▶ Aim
Swap "bbox" for "bounding box" in the records from the first line through the line containing "book-cover-top <box>0 20 960 74</box>", leaving everything else as it is.

▶ Dataset entries
— start —

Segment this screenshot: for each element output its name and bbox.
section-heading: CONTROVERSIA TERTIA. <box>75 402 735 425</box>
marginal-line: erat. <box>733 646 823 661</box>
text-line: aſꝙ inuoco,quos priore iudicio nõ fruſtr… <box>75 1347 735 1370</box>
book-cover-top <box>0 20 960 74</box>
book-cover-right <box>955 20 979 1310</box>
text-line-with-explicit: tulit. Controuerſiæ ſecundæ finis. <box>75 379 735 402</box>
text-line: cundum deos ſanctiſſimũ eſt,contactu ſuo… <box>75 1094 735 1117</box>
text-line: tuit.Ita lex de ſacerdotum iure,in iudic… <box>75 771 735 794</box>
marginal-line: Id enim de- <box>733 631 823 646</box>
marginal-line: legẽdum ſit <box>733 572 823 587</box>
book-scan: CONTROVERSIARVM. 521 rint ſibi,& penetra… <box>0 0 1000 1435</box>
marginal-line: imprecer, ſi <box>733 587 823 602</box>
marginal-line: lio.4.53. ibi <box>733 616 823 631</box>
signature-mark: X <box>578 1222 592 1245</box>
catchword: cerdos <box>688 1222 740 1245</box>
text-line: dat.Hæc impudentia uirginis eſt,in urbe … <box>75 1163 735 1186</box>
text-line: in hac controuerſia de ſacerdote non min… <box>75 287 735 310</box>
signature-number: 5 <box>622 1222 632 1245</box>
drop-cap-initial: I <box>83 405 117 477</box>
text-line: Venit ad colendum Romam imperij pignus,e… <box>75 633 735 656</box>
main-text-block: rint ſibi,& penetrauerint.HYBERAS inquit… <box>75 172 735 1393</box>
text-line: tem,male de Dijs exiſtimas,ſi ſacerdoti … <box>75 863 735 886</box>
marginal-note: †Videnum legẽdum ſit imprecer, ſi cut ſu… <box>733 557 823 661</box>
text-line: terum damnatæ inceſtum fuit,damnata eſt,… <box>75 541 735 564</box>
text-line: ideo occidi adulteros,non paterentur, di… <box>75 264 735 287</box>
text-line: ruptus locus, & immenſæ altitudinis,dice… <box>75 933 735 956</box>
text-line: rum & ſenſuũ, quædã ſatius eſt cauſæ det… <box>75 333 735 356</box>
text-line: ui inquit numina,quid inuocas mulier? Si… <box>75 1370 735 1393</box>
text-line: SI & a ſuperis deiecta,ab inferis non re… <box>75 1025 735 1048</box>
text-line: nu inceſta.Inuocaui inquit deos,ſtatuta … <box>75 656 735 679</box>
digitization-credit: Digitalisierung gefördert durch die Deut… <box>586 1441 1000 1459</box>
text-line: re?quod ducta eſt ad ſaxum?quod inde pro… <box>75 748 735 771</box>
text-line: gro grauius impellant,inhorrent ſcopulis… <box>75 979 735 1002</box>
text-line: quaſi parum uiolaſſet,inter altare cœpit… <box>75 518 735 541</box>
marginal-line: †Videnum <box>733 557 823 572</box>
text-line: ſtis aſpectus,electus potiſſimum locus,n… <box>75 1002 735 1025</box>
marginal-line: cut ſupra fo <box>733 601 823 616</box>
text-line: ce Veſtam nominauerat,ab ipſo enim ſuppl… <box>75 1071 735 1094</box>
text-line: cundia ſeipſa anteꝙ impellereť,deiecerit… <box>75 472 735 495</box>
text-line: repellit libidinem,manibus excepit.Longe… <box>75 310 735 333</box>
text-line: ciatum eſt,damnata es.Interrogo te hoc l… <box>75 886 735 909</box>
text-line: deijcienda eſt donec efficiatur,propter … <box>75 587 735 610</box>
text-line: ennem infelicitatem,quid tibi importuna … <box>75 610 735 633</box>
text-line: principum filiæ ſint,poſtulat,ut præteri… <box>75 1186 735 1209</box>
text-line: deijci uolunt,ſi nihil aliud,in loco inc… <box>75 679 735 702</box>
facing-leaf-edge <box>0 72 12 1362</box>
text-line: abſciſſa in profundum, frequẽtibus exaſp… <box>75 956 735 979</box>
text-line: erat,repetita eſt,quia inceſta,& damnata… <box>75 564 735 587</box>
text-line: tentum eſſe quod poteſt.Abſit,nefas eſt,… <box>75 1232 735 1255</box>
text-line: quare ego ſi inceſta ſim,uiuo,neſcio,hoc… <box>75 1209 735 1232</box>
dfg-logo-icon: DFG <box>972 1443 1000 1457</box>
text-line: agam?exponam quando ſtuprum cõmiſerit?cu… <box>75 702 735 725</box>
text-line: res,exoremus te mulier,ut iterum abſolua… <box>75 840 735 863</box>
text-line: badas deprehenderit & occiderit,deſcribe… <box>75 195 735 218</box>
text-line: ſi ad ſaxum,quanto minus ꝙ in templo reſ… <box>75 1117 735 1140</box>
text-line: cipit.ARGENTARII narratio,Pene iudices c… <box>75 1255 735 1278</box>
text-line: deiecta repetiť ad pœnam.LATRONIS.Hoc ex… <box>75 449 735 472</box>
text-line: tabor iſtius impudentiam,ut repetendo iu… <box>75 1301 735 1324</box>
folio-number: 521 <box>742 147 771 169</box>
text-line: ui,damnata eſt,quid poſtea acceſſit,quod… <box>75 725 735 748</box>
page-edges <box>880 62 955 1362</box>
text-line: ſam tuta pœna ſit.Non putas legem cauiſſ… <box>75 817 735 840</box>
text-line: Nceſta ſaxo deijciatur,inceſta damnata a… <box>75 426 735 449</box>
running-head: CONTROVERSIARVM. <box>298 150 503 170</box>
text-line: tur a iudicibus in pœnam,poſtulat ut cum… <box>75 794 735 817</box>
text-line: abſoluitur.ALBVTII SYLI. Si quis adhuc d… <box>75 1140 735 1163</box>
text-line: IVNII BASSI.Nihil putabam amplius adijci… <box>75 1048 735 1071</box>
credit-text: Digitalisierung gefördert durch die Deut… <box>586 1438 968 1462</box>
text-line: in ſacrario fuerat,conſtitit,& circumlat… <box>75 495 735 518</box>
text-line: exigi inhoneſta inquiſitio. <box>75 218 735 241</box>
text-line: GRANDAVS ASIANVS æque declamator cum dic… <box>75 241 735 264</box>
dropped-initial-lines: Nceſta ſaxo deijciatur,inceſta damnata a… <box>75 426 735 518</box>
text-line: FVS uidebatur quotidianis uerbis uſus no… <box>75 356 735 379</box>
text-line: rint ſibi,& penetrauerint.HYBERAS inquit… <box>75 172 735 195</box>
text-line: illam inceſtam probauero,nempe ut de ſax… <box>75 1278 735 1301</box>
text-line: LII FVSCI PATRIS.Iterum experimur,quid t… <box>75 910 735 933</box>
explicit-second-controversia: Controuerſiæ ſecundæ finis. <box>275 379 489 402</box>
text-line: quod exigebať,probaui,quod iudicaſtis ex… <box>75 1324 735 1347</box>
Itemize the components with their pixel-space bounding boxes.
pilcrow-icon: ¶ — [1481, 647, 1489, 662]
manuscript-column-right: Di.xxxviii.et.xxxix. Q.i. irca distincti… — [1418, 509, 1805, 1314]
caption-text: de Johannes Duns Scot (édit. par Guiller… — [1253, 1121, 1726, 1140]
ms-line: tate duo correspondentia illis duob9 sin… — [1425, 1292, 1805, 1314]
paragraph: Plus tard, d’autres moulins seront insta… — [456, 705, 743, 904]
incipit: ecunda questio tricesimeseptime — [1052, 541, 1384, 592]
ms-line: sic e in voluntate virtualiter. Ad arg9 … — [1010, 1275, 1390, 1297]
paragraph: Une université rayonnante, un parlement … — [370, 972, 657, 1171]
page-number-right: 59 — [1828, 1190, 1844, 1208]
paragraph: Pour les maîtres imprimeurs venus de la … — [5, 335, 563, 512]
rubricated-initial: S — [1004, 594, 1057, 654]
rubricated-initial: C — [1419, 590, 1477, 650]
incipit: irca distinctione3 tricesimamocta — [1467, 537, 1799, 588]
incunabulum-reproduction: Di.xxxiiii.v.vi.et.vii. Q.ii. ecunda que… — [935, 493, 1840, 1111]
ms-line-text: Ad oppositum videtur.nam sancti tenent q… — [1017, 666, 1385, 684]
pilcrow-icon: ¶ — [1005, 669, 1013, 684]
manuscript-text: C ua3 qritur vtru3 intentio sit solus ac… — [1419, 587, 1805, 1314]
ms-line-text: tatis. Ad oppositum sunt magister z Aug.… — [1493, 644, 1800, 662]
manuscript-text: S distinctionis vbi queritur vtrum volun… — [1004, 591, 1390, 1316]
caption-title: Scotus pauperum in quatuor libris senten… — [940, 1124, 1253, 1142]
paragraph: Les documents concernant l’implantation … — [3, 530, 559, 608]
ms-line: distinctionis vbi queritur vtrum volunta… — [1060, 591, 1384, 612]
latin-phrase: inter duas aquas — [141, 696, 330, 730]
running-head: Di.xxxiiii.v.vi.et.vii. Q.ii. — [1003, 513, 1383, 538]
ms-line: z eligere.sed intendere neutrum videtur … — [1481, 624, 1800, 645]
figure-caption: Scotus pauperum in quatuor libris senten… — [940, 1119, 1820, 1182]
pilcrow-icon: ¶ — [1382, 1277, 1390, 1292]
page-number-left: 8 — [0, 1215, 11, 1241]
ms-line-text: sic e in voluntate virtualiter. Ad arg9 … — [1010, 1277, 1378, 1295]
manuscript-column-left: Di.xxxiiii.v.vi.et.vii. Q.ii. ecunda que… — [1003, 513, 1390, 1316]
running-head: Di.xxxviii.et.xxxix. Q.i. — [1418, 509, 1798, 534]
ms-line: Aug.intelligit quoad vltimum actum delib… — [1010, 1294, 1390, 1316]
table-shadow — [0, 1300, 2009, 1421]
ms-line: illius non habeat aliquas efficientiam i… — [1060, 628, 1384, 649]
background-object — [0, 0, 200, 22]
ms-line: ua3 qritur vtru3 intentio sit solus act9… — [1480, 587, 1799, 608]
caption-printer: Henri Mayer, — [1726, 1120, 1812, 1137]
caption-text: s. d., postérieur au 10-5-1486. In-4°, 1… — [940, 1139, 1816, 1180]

— end —

▶ Output of the task
Segment this screenshot: for each element output its name and bounding box.
section-heading: CONTROVERSIA TERTIA. <box>75 402 735 425</box>
marginal-line: erat. <box>733 646 823 661</box>
text-line: aſꝙ inuoco,quos priore iudicio nõ fruſtr… <box>75 1347 735 1370</box>
book-cover-top <box>0 20 960 74</box>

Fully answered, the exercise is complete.